INPUT DATA: Begin

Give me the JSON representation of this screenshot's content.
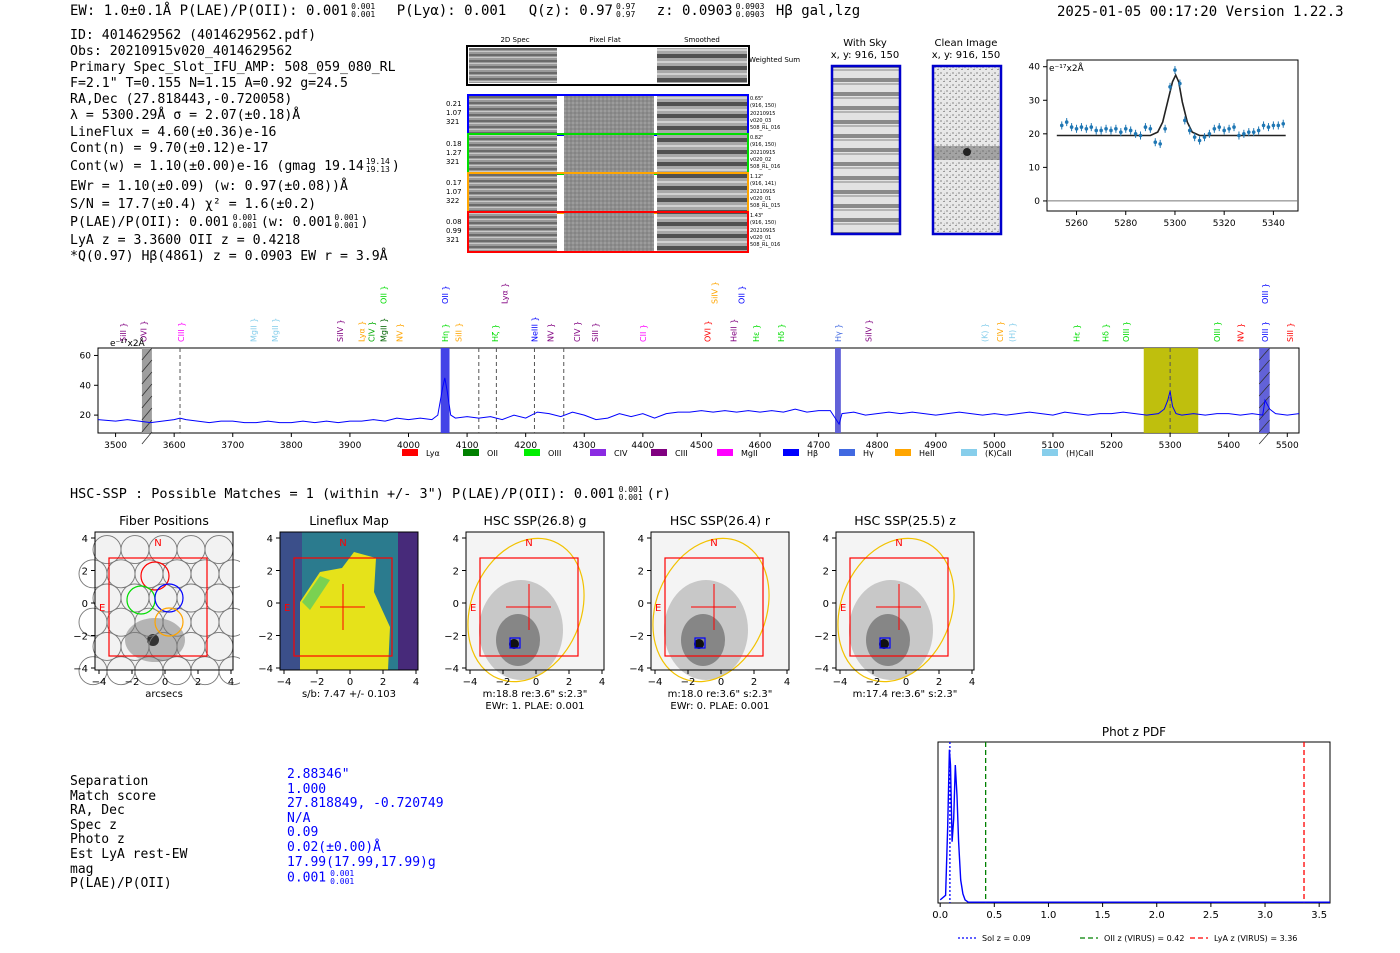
{
  "header": {
    "ew": "EW: 1.0±0.1Å  P(LAE)/P(OII): 0.001",
    "plae_sup": "0.001",
    "plae_sub": "0.001",
    "plya": "P(Lyα): 0.001",
    "qz": "Q(z): 0.97",
    "qz_sup": "0.97",
    "qz_sub": "0.97",
    "z": "z: 0.0903",
    "z_sup": "0.0903",
    "z_sub": "0.0903",
    "hb": "Hβ  gal,lzg",
    "timestamp": "2025-01-05 00:17:20  Version 1.22.3"
  },
  "detection": {
    "lines": [
      "ID: 4014629562 (4014629562.pdf)",
      "Obs: 20210915v020_4014629562",
      "Primary Spec_Slot_IFU_AMP: 508_059_080_RL",
      "F=2.1\"  T=0.155  N=1.15  A=0.92  g=24.5",
      "RA,Dec (27.818443,-0.720058)",
      "λ = 5300.29Å  σ = 2.07(±0.18)Å",
      "LineFlux = 4.60(±0.36)e-16",
      "Cont(n) = 9.70(±0.12)e-17"
    ],
    "contw": "Cont(w) = 1.10(±0.00)e-16 (gmag 19.14",
    "contw_sup": "19.14",
    "contw_sub": "19.13",
    "contw_end": ")",
    "ewr": "EWr = 1.10(±0.09) (w: 0.97(±0.08))Å",
    "sn": "S/N = 17.7(±0.4)  χ² = 1.6(±0.2)",
    "plae_a": "P(LAE)/P(OII): 0.001",
    "plae_a_sup": "0.001",
    "plae_a_sub": "0.001",
    "plae_b": "(w: 0.001",
    "plae_b_sup": "0.001",
    "plae_b_sub": "0.001",
    "plae_b_end": ")",
    "lya_oii": "LyA z = 3.3600  OII z = 0.4218",
    "q_hb": "*Q(0.97) Hβ(4861) z = 0.0903  EW r = 3.9Å"
  },
  "cutouts": {
    "col_headers": [
      "2D Spec",
      "Pixel Flat",
      "Smoothed"
    ],
    "weighted_sum": "Weighted Sum",
    "rows": [
      {
        "left": [
          "0.21",
          "1.07",
          "321"
        ],
        "right": [
          "0.65\"",
          "(916, 150)",
          "20210915",
          "v020_03",
          "508_RL_016"
        ],
        "color": "#0000ff"
      },
      {
        "left": [
          "0.18",
          "1.27",
          "321"
        ],
        "right": [
          "0.82\"",
          "(916, 150)",
          "20210915",
          "v020_02",
          "508_RL_016"
        ],
        "color": "#00dd00"
      },
      {
        "left": [
          "0.17",
          "1.07",
          "322"
        ],
        "right": [
          "1.12\"",
          "(916, 141)",
          "20210915",
          "v020_01",
          "508_RL_015"
        ],
        "color": "#ffa500"
      },
      {
        "left": [
          "0.08",
          "0.99",
          "321"
        ],
        "right": [
          "1.43\"",
          "(916, 150)",
          "20210915",
          "v020_01",
          "508_RL_016"
        ],
        "color": "#ff0000"
      }
    ],
    "with_sky": "With Sky",
    "with_sky_xy": "x, y: 916, 150",
    "clean": "Clean Image",
    "clean_xy": "x, y: 916, 150"
  },
  "zoom_chart": {
    "type": "line",
    "unit_label": "e⁻¹⁷x2Å",
    "xlim": [
      5248,
      5350
    ],
    "ylim": [
      -3,
      42
    ],
    "xticks": [
      5260,
      5280,
      5300,
      5320,
      5340
    ],
    "yticks": [
      0,
      10,
      20,
      30,
      40
    ],
    "fit_x": [
      5252,
      5290,
      5293,
      5295,
      5297,
      5299,
      5300.3,
      5301.5,
      5303,
      5305,
      5307,
      5310,
      5345
    ],
    "fit_y": [
      19.5,
      19.5,
      20.5,
      23.5,
      29.5,
      35.5,
      37.5,
      35.5,
      29.5,
      23.5,
      20.5,
      19.5,
      19.5
    ],
    "points": [
      [
        5254,
        22.5
      ],
      [
        5256,
        23.5
      ],
      [
        5258,
        22
      ],
      [
        5260,
        21.5
      ],
      [
        5262,
        22
      ],
      [
        5264,
        21.5
      ],
      [
        5266,
        22
      ],
      [
        5268,
        21
      ],
      [
        5270,
        21
      ],
      [
        5272,
        21.5
      ],
      [
        5274,
        21
      ],
      [
        5276,
        21.5
      ],
      [
        5278,
        20.5
      ],
      [
        5280,
        21.5
      ],
      [
        5282,
        21
      ],
      [
        5284,
        20
      ],
      [
        5286,
        19.5
      ],
      [
        5288,
        22
      ],
      [
        5290,
        21.5
      ],
      [
        5292,
        17.5
      ],
      [
        5294,
        17
      ],
      [
        5296,
        21.5
      ],
      [
        5298,
        34
      ],
      [
        5300,
        39
      ],
      [
        5302,
        35
      ],
      [
        5304,
        24
      ],
      [
        5306,
        21
      ],
      [
        5308,
        19
      ],
      [
        5310,
        18
      ],
      [
        5312,
        19
      ],
      [
        5314,
        20
      ],
      [
        5316,
        21.5
      ],
      [
        5318,
        22
      ],
      [
        5320,
        21
      ],
      [
        5322,
        21.5
      ],
      [
        5324,
        22
      ],
      [
        5326,
        19.5
      ],
      [
        5328,
        20
      ],
      [
        5330,
        20.5
      ],
      [
        5332,
        20.5
      ],
      [
        5334,
        21
      ],
      [
        5336,
        22.5
      ],
      [
        5338,
        22
      ],
      [
        5340,
        22.5
      ],
      [
        5342,
        22.5
      ],
      [
        5344,
        23
      ]
    ]
  },
  "chart_data": [
    {
      "type": "line",
      "title": "",
      "unit_label": "e⁻¹⁷x2Å",
      "xlim": [
        3470,
        5520
      ],
      "ylim": [
        8,
        65
      ],
      "xticks": [
        3500,
        3600,
        3700,
        3800,
        3900,
        4000,
        4100,
        4200,
        4300,
        4400,
        4500,
        4600,
        4700,
        4800,
        4900,
        5000,
        5100,
        5200,
        5300,
        5400,
        5500
      ],
      "yticks": [
        20,
        40,
        60
      ],
      "x": [
        3470,
        3500,
        3520,
        3540,
        3560,
        3580,
        3600,
        3610,
        3620,
        3640,
        3660,
        3680,
        3700,
        3720,
        3740,
        3760,
        3780,
        3800,
        3820,
        3840,
        3860,
        3880,
        3900,
        3920,
        3940,
        3960,
        3980,
        4000,
        4020,
        4040,
        4050,
        4058,
        4062,
        4066,
        4072,
        4080,
        4100,
        4120,
        4140,
        4160,
        4180,
        4200,
        4220,
        4240,
        4260,
        4280,
        4300,
        4320,
        4340,
        4360,
        4380,
        4400,
        4420,
        4440,
        4460,
        4480,
        4500,
        4520,
        4540,
        4560,
        4580,
        4600,
        4620,
        4640,
        4660,
        4680,
        4700,
        4720,
        4735,
        4740,
        4760,
        4780,
        4800,
        4820,
        4840,
        4860,
        4880,
        4900,
        4920,
        4940,
        4960,
        4980,
        5000,
        5020,
        5040,
        5060,
        5080,
        5100,
        5120,
        5140,
        5160,
        5180,
        5200,
        5220,
        5240,
        5260,
        5280,
        5290,
        5296,
        5300,
        5304,
        5310,
        5320,
        5340,
        5360,
        5380,
        5400,
        5420,
        5440,
        5458,
        5462,
        5470,
        5480,
        5500,
        5520
      ],
      "y": [
        17,
        16,
        17,
        16,
        15,
        16,
        17,
        18,
        17,
        16,
        15,
        16,
        16,
        15,
        15,
        16,
        15,
        15,
        16,
        15,
        16,
        15,
        16,
        16,
        17,
        16,
        18,
        17,
        18,
        17,
        20,
        38,
        45,
        36,
        20,
        18,
        19,
        18,
        19,
        17,
        20,
        18,
        22,
        21,
        19,
        22,
        20,
        17,
        18,
        21,
        19,
        21,
        18,
        21,
        22,
        22,
        23,
        22,
        23,
        22,
        23,
        22,
        23,
        22,
        24,
        22,
        23,
        23,
        14,
        21,
        22,
        20,
        21,
        22,
        21,
        22,
        21,
        20,
        21,
        22,
        21,
        20,
        21,
        20,
        21,
        22,
        21,
        20,
        22,
        21,
        20,
        21,
        21,
        22,
        21,
        20,
        21,
        24,
        30,
        36,
        26,
        21,
        20,
        21,
        20,
        21,
        21,
        20,
        21,
        20,
        30,
        24,
        21,
        20,
        21
      ],
      "bands": [
        {
          "x0": 3545,
          "x1": 3562,
          "color": "#999999",
          "hatch": true
        },
        {
          "x0": 4055,
          "x1": 4070,
          "color": "#3a3ae6",
          "hatch": false
        },
        {
          "x0": 4728,
          "x1": 4738,
          "color": "#5a5ad6",
          "hatch": false
        },
        {
          "x0": 5255,
          "x1": 5348,
          "color": "#bcbc00",
          "hatch": false
        },
        {
          "x0": 5452,
          "x1": 5470,
          "color": "#5a5ad6",
          "hatch": true
        }
      ],
      "dashed_x": [
        3610,
        4120,
        4150,
        4215,
        4265,
        5300
      ],
      "line_labels": [
        {
          "text": "SiII",
          "x": 3513,
          "color": "#800080",
          "row": "low"
        },
        {
          "text": "OVI",
          "x": 3548,
          "color": "#800080",
          "row": "low"
        },
        {
          "text": "CIII",
          "x": 3612,
          "color": "#ff00ff",
          "row": "low"
        },
        {
          "text": "MgII",
          "x": 3735,
          "color": "#87ceeb",
          "row": "low"
        },
        {
          "text": "MgII",
          "x": 3772,
          "color": "#87ceeb",
          "row": "low"
        },
        {
          "text": "SiIV",
          "x": 3883,
          "color": "#800080",
          "row": "low"
        },
        {
          "text": "Lyα",
          "x": 3920,
          "color": "#ffa500",
          "row": "low"
        },
        {
          "text": "CIV",
          "x": 3937,
          "color": "#00aa00",
          "row": "low"
        },
        {
          "text": "MgII",
          "x": 3957,
          "color": "#006400",
          "row": "low"
        },
        {
          "text": "NV",
          "x": 3985,
          "color": "#ffa500",
          "row": "low"
        },
        {
          "text": "Hη",
          "x": 4062,
          "color": "#00dd00",
          "row": "low"
        },
        {
          "text": "SiII",
          "x": 4085,
          "color": "#ffa500",
          "row": "low"
        },
        {
          "text": "Hζ",
          "x": 4148,
          "color": "#00dd00",
          "row": "low"
        },
        {
          "text": "NeIII",
          "x": 4215,
          "color": "#0000ff",
          "row": "low"
        },
        {
          "text": "NV",
          "x": 4242,
          "color": "#800080",
          "row": "low"
        },
        {
          "text": "CIV",
          "x": 4288,
          "color": "#800080",
          "row": "low"
        },
        {
          "text": "SiII",
          "x": 4318,
          "color": "#800080",
          "row": "low"
        },
        {
          "text": "CII",
          "x": 4400,
          "color": "#ff00ff",
          "row": "low"
        },
        {
          "text": "OVI",
          "x": 4510,
          "color": "#ff0000",
          "row": "low"
        },
        {
          "text": "HeII",
          "x": 4555,
          "color": "#800080",
          "row": "low"
        },
        {
          "text": "Hε",
          "x": 4593,
          "color": "#00dd00",
          "row": "low"
        },
        {
          "text": "Hδ",
          "x": 4636,
          "color": "#00dd00",
          "row": "low"
        },
        {
          "text": "Hγ",
          "x": 4733,
          "color": "#4169e1",
          "row": "low"
        },
        {
          "text": "SiIV",
          "x": 4785,
          "color": "#800080",
          "row": "low"
        },
        {
          "text": "(K)",
          "x": 4983,
          "color": "#87ceeb",
          "row": "low"
        },
        {
          "text": "CIV",
          "x": 5010,
          "color": "#ffa500",
          "row": "low"
        },
        {
          "text": "(H)",
          "x": 5030,
          "color": "#87ceeb",
          "row": "low"
        },
        {
          "text": "Hε",
          "x": 5140,
          "color": "#00dd00",
          "row": "low"
        },
        {
          "text": "Hδ",
          "x": 5190,
          "color": "#00dd00",
          "row": "low"
        },
        {
          "text": "OIII",
          "x": 5225,
          "color": "#00dd00",
          "row": "low"
        },
        {
          "text": "OIII",
          "x": 5380,
          "color": "#00dd00",
          "row": "low"
        },
        {
          "text": "NV",
          "x": 5420,
          "color": "#ff0000",
          "row": "low"
        },
        {
          "text": "OIII",
          "x": 5462,
          "color": "#0000ff",
          "row": "low"
        },
        {
          "text": "SiII",
          "x": 5505,
          "color": "#ff0000",
          "row": "low"
        },
        {
          "text": "OII",
          "x": 3957,
          "color": "#00dd00",
          "row": "high"
        },
        {
          "text": "OII",
          "x": 4062,
          "color": "#0000ff",
          "row": "high"
        },
        {
          "text": "Lyα",
          "x": 4164,
          "color": "#800080",
          "row": "high"
        },
        {
          "text": "SiIV",
          "x": 4522,
          "color": "#ffa500",
          "row": "high"
        },
        {
          "text": "OII",
          "x": 4568,
          "color": "#0000ff",
          "row": "high"
        },
        {
          "text": "OIII",
          "x": 5462,
          "color": "#0000ff",
          "row": "high"
        }
      ],
      "legend": [
        {
          "label": "Lyα",
          "color": "#ff0000"
        },
        {
          "label": "OII",
          "color": "#008000"
        },
        {
          "label": "OIII",
          "color": "#00ee00"
        },
        {
          "label": "CIV",
          "color": "#8a2be2"
        },
        {
          "label": "CIII",
          "color": "#800080"
        },
        {
          "label": "MgII",
          "color": "#ff00ff"
        },
        {
          "label": "Hβ",
          "color": "#0000ff"
        },
        {
          "label": "Hγ",
          "color": "#4169e1"
        },
        {
          "label": "HeII",
          "color": "#ffa500"
        },
        {
          "label": "(K)CaII",
          "color": "#87ceeb"
        },
        {
          "label": "(H)CaII",
          "color": "#87ceeb"
        }
      ]
    },
    {
      "type": "line",
      "title": "Phot z PDF",
      "xlim": [
        -0.02,
        3.6
      ],
      "ylim": [
        0,
        1.05
      ],
      "xticks": [
        0.0,
        0.5,
        1.0,
        1.5,
        2.0,
        2.5,
        3.0,
        3.5
      ],
      "xtick_labels": [
        "0.0",
        "0.5",
        "1.0",
        "1.5",
        "2.0",
        "2.5",
        "3.0",
        "3.5"
      ],
      "x": [
        0,
        0.05,
        0.07,
        0.085,
        0.095,
        0.11,
        0.125,
        0.14,
        0.155,
        0.17,
        0.19,
        0.21,
        0.23,
        0.26,
        0.3,
        0.5,
        3.6
      ],
      "y": [
        0.02,
        0.05,
        0.5,
        1.0,
        0.9,
        0.4,
        0.55,
        0.9,
        0.7,
        0.4,
        0.15,
        0.06,
        0.02,
        0.005,
        0.005,
        0.005,
        0.005
      ],
      "vlines": [
        {
          "x": 0.09,
          "color": "#0000ff",
          "style": "dotted",
          "label": "Sol z = 0.09"
        },
        {
          "x": 0.42,
          "color": "#008000",
          "style": "dashed",
          "label": "OII z (VIRUS) = 0.42"
        },
        {
          "x": 3.36,
          "color": "#ff0000",
          "style": "dashed",
          "label": "LyA z (VIRUS) = 3.36"
        }
      ]
    }
  ],
  "hsc": {
    "title": "HSC-SSP : Possible Matches = 1 (within +/- 3\")  P(LAE)/P(OII): 0.001",
    "sup": "0.001",
    "sub": "0.001",
    "tail": "(r)"
  },
  "maps": {
    "ticks": [
      "4",
      "2",
      "0",
      "−2",
      "−4"
    ],
    "xticks": [
      "−4",
      "−2",
      "0",
      "2",
      "4"
    ],
    "N": "N",
    "E": "E",
    "panels": [
      {
        "title": "Fiber Positions",
        "caption1": "arcsecs",
        "caption2": ""
      },
      {
        "title": "Lineflux Map",
        "caption1": "s/b: 7.47 +/- 0.103",
        "caption2": ""
      },
      {
        "title": "HSC SSP(26.8) g",
        "caption1": "m:18.8  re:3.6\"  s:2.3\"",
        "caption2": "EWr: 1. PLAE: 0.001"
      },
      {
        "title": "HSC SSP(26.4) r",
        "caption1": "m:18.0  re:3.6\"  s:2.3\"",
        "caption2": "EWr: 0. PLAE: 0.001"
      },
      {
        "title": "HSC SSP(25.5) z",
        "caption1": "m:17.4  re:3.6\"  s:2.3\"",
        "caption2": ""
      }
    ]
  },
  "match": {
    "labels": [
      "Separation",
      "Match score",
      "RA, Dec",
      "Spec z",
      "Photo z",
      "Est LyA rest-EW",
      "mag",
      "P(LAE)/P(OII)"
    ],
    "values": [
      "2.88346\"",
      "1.000",
      "27.818849, -0.720749",
      "N/A",
      "0.09",
      "0.02(±0.00)Å",
      "17.99(17.99,17.99)g",
      "0.001"
    ],
    "plae_sup": "0.001",
    "plae_sub": "0.001"
  }
}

INPUT DATA: End

Find the lines in the entries above where "title" occurs, and copy each of them.

## RESPONSE TO THE TASK
      "title": "",
      "title": "Phot z PDF",
    "title": "HSC-SSP : Possible Matches = 1 (within +/- 3\")  P(LAE)/P(OII): 0.001",
        "title": "Fiber Positions",
        "title": "Lineflux Map",
        "title": "HSC SSP(26.8) g",
        "title": "HSC SSP(26.4) r",
        "title": "HSC SSP(25.5) z",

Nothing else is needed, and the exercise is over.